_What is needed_
Output the full listing word for word.

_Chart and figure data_
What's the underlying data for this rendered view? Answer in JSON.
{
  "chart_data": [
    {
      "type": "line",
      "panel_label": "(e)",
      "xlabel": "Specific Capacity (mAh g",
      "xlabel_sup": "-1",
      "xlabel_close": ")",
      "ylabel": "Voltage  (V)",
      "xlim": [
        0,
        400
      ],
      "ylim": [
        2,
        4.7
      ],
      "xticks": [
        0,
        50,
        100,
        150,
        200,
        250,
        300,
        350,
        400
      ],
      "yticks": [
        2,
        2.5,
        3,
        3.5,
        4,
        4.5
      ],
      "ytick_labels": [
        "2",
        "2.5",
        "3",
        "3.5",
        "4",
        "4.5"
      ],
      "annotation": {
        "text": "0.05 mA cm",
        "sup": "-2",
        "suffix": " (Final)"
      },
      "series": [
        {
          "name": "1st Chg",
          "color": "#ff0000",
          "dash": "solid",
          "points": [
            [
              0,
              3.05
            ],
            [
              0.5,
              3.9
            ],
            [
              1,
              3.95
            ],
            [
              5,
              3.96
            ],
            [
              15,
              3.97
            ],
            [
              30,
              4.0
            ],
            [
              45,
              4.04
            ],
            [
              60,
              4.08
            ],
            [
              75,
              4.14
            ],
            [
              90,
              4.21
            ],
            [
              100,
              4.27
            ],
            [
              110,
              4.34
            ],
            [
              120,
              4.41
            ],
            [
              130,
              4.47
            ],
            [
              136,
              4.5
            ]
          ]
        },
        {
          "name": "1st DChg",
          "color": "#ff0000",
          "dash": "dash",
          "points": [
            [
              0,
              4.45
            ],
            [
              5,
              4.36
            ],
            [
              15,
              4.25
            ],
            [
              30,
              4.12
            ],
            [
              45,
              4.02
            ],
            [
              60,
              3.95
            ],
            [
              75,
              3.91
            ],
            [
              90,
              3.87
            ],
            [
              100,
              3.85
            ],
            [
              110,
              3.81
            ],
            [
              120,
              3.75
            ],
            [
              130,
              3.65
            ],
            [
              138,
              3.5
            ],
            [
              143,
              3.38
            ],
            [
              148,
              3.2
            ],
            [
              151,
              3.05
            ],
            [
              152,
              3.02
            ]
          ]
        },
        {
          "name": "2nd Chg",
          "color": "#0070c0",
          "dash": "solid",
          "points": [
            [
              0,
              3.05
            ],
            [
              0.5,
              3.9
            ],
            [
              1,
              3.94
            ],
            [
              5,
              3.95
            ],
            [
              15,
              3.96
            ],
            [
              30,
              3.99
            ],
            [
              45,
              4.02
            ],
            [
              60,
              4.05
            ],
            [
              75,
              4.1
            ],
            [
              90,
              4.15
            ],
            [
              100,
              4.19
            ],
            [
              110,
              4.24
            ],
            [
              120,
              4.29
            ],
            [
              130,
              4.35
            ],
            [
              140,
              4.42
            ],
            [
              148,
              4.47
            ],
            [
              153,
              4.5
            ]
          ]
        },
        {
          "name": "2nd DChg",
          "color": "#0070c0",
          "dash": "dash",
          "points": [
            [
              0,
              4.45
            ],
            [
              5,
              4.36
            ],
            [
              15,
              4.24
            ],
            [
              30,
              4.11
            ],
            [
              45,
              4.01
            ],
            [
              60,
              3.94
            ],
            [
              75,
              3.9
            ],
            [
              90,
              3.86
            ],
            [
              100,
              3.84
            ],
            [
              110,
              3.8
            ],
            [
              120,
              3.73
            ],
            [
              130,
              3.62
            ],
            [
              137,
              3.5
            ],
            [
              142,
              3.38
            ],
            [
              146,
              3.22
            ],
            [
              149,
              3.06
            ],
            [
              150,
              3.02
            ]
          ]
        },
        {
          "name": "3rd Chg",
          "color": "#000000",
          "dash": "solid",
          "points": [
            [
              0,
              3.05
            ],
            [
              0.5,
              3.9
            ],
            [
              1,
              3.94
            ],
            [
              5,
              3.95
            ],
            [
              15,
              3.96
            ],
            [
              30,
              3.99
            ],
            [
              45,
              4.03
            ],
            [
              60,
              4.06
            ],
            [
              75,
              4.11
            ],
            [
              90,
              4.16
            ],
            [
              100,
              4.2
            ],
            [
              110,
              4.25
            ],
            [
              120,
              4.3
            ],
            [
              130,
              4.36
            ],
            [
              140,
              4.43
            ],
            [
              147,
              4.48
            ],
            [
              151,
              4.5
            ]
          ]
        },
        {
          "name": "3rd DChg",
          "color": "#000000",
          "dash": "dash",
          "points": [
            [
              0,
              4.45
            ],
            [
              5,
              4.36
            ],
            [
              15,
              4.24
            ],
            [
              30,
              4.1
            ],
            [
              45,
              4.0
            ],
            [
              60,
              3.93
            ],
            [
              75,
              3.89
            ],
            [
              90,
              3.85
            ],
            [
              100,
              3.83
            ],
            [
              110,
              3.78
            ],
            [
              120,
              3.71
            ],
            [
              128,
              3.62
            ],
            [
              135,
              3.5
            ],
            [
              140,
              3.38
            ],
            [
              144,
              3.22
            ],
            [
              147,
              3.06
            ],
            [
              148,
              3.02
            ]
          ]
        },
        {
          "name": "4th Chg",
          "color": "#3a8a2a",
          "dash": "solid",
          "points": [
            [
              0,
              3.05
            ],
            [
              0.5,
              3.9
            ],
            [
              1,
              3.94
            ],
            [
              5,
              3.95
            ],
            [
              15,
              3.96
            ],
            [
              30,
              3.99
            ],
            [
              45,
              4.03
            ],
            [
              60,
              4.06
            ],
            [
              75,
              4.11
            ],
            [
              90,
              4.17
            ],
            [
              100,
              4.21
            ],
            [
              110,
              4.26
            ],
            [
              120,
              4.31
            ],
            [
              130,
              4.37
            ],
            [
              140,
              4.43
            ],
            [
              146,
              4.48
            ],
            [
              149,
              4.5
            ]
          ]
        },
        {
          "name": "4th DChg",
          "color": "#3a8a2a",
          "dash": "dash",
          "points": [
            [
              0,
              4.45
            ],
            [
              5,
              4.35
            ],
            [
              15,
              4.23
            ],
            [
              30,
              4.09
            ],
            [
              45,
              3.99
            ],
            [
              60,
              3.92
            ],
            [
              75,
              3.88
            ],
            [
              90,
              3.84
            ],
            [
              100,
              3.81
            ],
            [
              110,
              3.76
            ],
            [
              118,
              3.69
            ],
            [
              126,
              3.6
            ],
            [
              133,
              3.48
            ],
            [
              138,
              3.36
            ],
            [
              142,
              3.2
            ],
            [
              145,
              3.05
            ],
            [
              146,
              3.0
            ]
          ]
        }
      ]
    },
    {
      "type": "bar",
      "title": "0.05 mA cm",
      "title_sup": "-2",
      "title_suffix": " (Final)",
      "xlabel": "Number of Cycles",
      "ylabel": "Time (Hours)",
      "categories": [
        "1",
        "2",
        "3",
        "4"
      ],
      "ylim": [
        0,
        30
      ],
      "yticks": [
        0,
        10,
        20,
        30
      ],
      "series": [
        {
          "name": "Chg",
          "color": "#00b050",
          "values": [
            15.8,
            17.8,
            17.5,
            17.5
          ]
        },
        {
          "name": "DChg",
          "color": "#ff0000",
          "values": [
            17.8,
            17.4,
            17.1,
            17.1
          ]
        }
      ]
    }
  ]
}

_Solution for this task_
What's the underlying data for this rendered view? Answer in JSON.
{
  "chart_data": [
    {
      "type": "line",
      "panel_label": "(e)",
      "xlabel": "Specific Capacity (mAh g",
      "xlabel_sup": "-1",
      "xlabel_close": ")",
      "ylabel": "Voltage  (V)",
      "xlim": [
        0,
        400
      ],
      "ylim": [
        2,
        4.7
      ],
      "xticks": [
        0,
        50,
        100,
        150,
        200,
        250,
        300,
        350,
        400
      ],
      "yticks": [
        2,
        2.5,
        3,
        3.5,
        4,
        4.5
      ],
      "ytick_labels": [
        "2",
        "2.5",
        "3",
        "3.5",
        "4",
        "4.5"
      ],
      "annotation": {
        "text": "0.05 mA cm",
        "sup": "-2",
        "suffix": " (Final)"
      },
      "series": [
        {
          "name": "1st Chg",
          "color": "#ff0000",
          "dash": "solid",
          "points": [
            [
              0,
              3.05
            ],
            [
              0.5,
              3.9
            ],
            [
              1,
              3.95
            ],
            [
              5,
              3.96
            ],
            [
              15,
              3.97
            ],
            [
              30,
              4.0
            ],
            [
              45,
              4.04
            ],
            [
              60,
              4.08
            ],
            [
              75,
              4.14
            ],
            [
              90,
              4.21
            ],
            [
              100,
              4.27
            ],
            [
              110,
              4.34
            ],
            [
              120,
              4.41
            ],
            [
              130,
              4.47
            ],
            [
              136,
              4.5
            ]
          ]
        },
        {
          "name": "1st DChg",
          "color": "#ff0000",
          "dash": "dash",
          "points": [
            [
              0,
              4.45
            ],
            [
              5,
              4.36
            ],
            [
              15,
              4.25
            ],
            [
              30,
              4.12
            ],
            [
              45,
              4.02
            ],
            [
              60,
              3.95
            ],
            [
              75,
              3.91
            ],
            [
              90,
              3.87
            ],
            [
              100,
              3.85
            ],
            [
              110,
              3.81
            ],
            [
              120,
              3.75
            ],
            [
              130,
              3.65
            ],
            [
              138,
              3.5
            ],
            [
              143,
              3.38
            ],
            [
              148,
              3.2
            ],
            [
              151,
              3.05
            ],
            [
              152,
              3.02
            ]
          ]
        },
        {
          "name": "2nd Chg",
          "color": "#0070c0",
          "dash": "solid",
          "points": [
            [
              0,
              3.05
            ],
            [
              0.5,
              3.9
            ],
            [
              1,
              3.94
            ],
            [
              5,
              3.95
            ],
            [
              15,
              3.96
            ],
            [
              30,
              3.99
            ],
            [
              45,
              4.02
            ],
            [
              60,
              4.05
            ],
            [
              75,
              4.1
            ],
            [
              90,
              4.15
            ],
            [
              100,
              4.19
            ],
            [
              110,
              4.24
            ],
            [
              120,
              4.29
            ],
            [
              130,
              4.35
            ],
            [
              140,
              4.42
            ],
            [
              148,
              4.47
            ],
            [
              153,
              4.5
            ]
          ]
        },
        {
          "name": "2nd DChg",
          "color": "#0070c0",
          "dash": "dash",
          "points": [
            [
              0,
              4.45
            ],
            [
              5,
              4.36
            ],
            [
              15,
              4.24
            ],
            [
              30,
              4.11
            ],
            [
              45,
              4.01
            ],
            [
              60,
              3.94
            ],
            [
              75,
              3.9
            ],
            [
              90,
              3.86
            ],
            [
              100,
              3.84
            ],
            [
              110,
              3.8
            ],
            [
              120,
              3.73
            ],
            [
              130,
              3.62
            ],
            [
              137,
              3.5
            ],
            [
              142,
              3.38
            ],
            [
              146,
              3.22
            ],
            [
              149,
              3.06
            ],
            [
              150,
              3.02
            ]
          ]
        },
        {
          "name": "3rd Chg",
          "color": "#000000",
          "dash": "solid",
          "points": [
            [
              0,
              3.05
            ],
            [
              0.5,
              3.9
            ],
            [
              1,
              3.94
            ],
            [
              5,
              3.95
            ],
            [
              15,
              3.96
            ],
            [
              30,
              3.99
            ],
            [
              45,
              4.03
            ],
            [
              60,
              4.06
            ],
            [
              75,
              4.11
            ],
            [
              90,
              4.16
            ],
            [
              100,
              4.2
            ],
            [
              110,
              4.25
            ],
            [
              120,
              4.3
            ],
            [
              130,
              4.36
            ],
            [
              140,
              4.43
            ],
            [
              147,
              4.48
            ],
            [
              151,
              4.5
            ]
          ]
        },
        {
          "name": "3rd DChg",
          "color": "#000000",
          "dash": "dash",
          "points": [
            [
              0,
              4.45
            ],
            [
              5,
              4.36
            ],
            [
              15,
              4.24
            ],
            [
              30,
              4.1
            ],
            [
              45,
              4.0
            ],
            [
              60,
              3.93
            ],
            [
              75,
              3.89
            ],
            [
              90,
              3.85
            ],
            [
              100,
              3.83
            ],
            [
              110,
              3.78
            ],
            [
              120,
              3.71
            ],
            [
              128,
              3.62
            ],
            [
              135,
              3.5
            ],
            [
              140,
              3.38
            ],
            [
              144,
              3.22
            ],
            [
              147,
              3.06
            ],
            [
              148,
              3.02
            ]
          ]
        },
        {
          "name": "4th Chg",
          "color": "#3a8a2a",
          "dash": "solid",
          "points": [
            [
              0,
              3.05
            ],
            [
              0.5,
              3.9
            ],
            [
              1,
              3.94
            ],
            [
              5,
              3.95
            ],
            [
              15,
              3.96
            ],
            [
              30,
              3.99
            ],
            [
              45,
              4.03
            ],
            [
              60,
              4.06
            ],
            [
              75,
              4.11
            ],
            [
              90,
              4.17
            ],
            [
              100,
              4.21
            ],
            [
              110,
              4.26
            ],
            [
              120,
              4.31
            ],
            [
              130,
              4.37
            ],
            [
              140,
              4.43
            ],
            [
              146,
              4.48
            ],
            [
              149,
              4.5
            ]
          ]
        },
        {
          "name": "4th DChg",
          "color": "#3a8a2a",
          "dash": "dash",
          "points": [
            [
              0,
              4.45
            ],
            [
              5,
              4.35
            ],
            [
              15,
              4.23
            ],
            [
              30,
              4.09
            ],
            [
              45,
              3.99
            ],
            [
              60,
              3.92
            ],
            [
              75,
              3.88
            ],
            [
              90,
              3.84
            ],
            [
              100,
              3.81
            ],
            [
              110,
              3.76
            ],
            [
              118,
              3.69
            ],
            [
              126,
              3.6
            ],
            [
              133,
              3.48
            ],
            [
              138,
              3.36
            ],
            [
              142,
              3.2
            ],
            [
              145,
              3.05
            ],
            [
              146,
              3.0
            ]
          ]
        }
      ]
    },
    {
      "type": "bar",
      "title": "0.05 mA cm",
      "title_sup": "-2",
      "title_suffix": " (Final)",
      "xlabel": "Number of Cycles",
      "ylabel": "Time (Hours)",
      "categories": [
        "1",
        "2",
        "3",
        "4"
      ],
      "ylim": [
        0,
        30
      ],
      "yticks": [
        0,
        10,
        20,
        30
      ],
      "series": [
        {
          "name": "Chg",
          "color": "#00b050",
          "values": [
            15.8,
            17.8,
            17.5,
            17.5
          ]
        },
        {
          "name": "DChg",
          "color": "#ff0000",
          "values": [
            17.8,
            17.4,
            17.1,
            17.1
          ]
        }
      ]
    }
  ]
}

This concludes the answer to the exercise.